WHAT YOU HAVE TO DO =>
Reproduce the entries word for word, and omit any picture you find in them.

[Extracted records]
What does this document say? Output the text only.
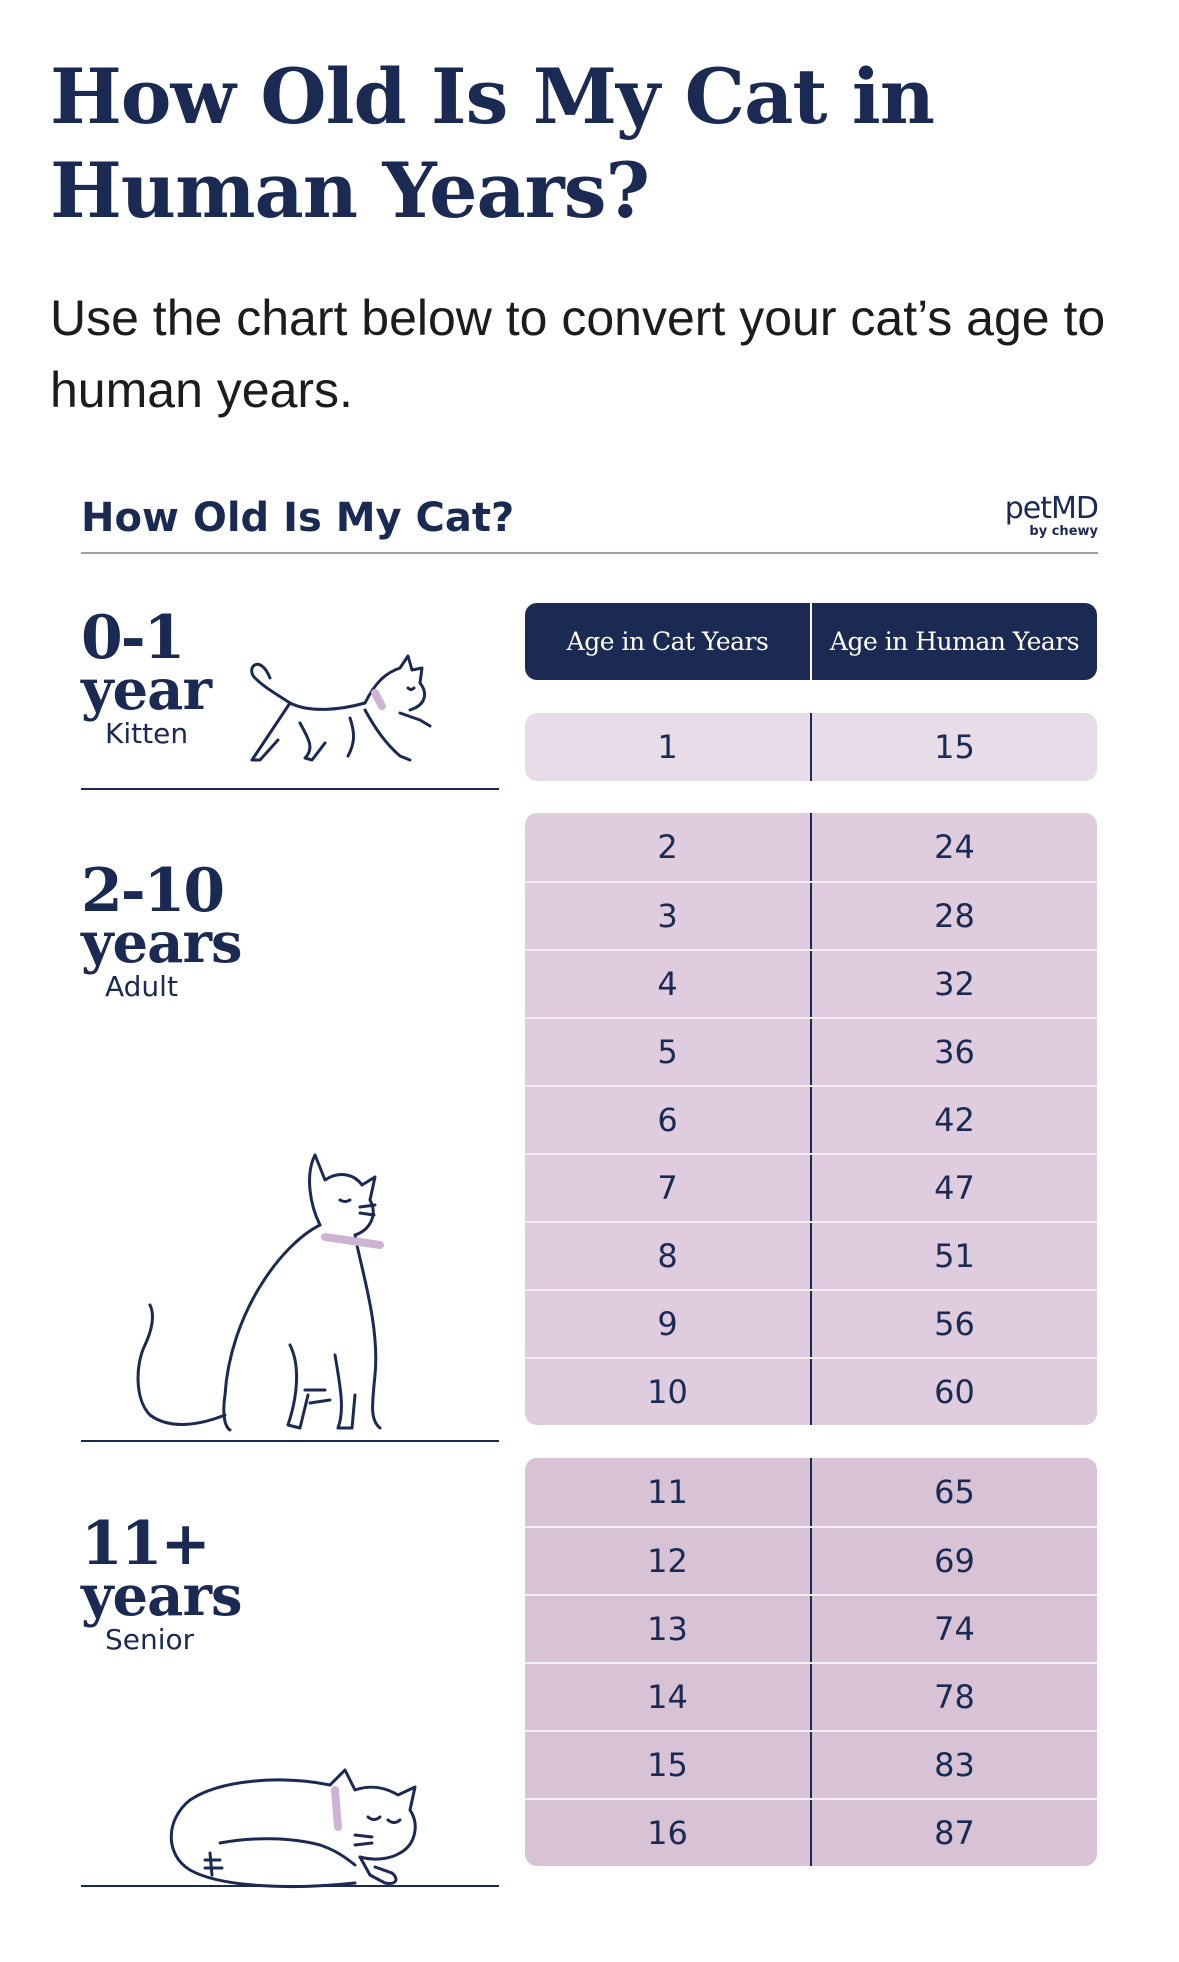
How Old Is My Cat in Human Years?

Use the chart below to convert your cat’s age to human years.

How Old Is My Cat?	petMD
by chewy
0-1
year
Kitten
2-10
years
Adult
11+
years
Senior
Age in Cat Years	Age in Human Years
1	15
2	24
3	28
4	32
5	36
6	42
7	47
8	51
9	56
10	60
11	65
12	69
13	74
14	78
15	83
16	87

WRITTEN RESPONSE =>
What does this document say? Output the text only.
How Old Is My Cat in Human Years?

Use the chart below to convert your cat’s age to human years.

How Old Is My Cat?	petMD
by chewy
0-1
year
Kitten
2-10
years
Adult
11+
years
Senior
Age in Cat Years	Age in Human Years
1	15
2	24
3	28
4	32
5	36
6	42
7	47
8	51
9	56
10	60
11	65
12	69
13	74
14	78
15	83
16	87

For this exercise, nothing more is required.